_Data for this task_
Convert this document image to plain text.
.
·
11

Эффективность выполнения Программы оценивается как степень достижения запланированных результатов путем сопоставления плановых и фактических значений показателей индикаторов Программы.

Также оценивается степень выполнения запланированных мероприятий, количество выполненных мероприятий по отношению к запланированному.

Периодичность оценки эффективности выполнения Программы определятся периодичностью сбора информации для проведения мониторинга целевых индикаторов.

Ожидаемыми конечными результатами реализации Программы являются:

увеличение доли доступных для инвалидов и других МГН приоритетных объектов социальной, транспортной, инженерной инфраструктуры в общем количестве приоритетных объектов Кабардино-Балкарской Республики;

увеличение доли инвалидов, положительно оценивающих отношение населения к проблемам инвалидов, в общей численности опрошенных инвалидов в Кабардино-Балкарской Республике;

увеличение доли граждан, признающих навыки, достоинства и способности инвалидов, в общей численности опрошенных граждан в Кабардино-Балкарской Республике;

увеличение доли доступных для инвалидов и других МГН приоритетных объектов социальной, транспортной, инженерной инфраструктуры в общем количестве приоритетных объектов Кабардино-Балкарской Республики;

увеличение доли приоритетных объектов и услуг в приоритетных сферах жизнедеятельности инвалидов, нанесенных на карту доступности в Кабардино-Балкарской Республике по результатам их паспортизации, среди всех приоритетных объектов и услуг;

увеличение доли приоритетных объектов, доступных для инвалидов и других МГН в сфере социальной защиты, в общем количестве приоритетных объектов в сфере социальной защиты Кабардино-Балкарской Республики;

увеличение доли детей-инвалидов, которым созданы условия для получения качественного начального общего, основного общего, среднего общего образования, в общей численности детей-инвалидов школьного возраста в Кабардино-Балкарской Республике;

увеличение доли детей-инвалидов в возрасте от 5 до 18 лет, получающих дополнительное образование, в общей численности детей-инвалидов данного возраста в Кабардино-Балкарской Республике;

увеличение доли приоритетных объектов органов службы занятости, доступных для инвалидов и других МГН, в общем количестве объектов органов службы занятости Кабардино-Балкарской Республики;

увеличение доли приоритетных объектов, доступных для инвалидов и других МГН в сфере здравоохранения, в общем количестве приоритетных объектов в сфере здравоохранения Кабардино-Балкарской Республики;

_Short task_
Across the data above, how many lines include the word "выполнения"? Give only the count.

_Exercise response_
3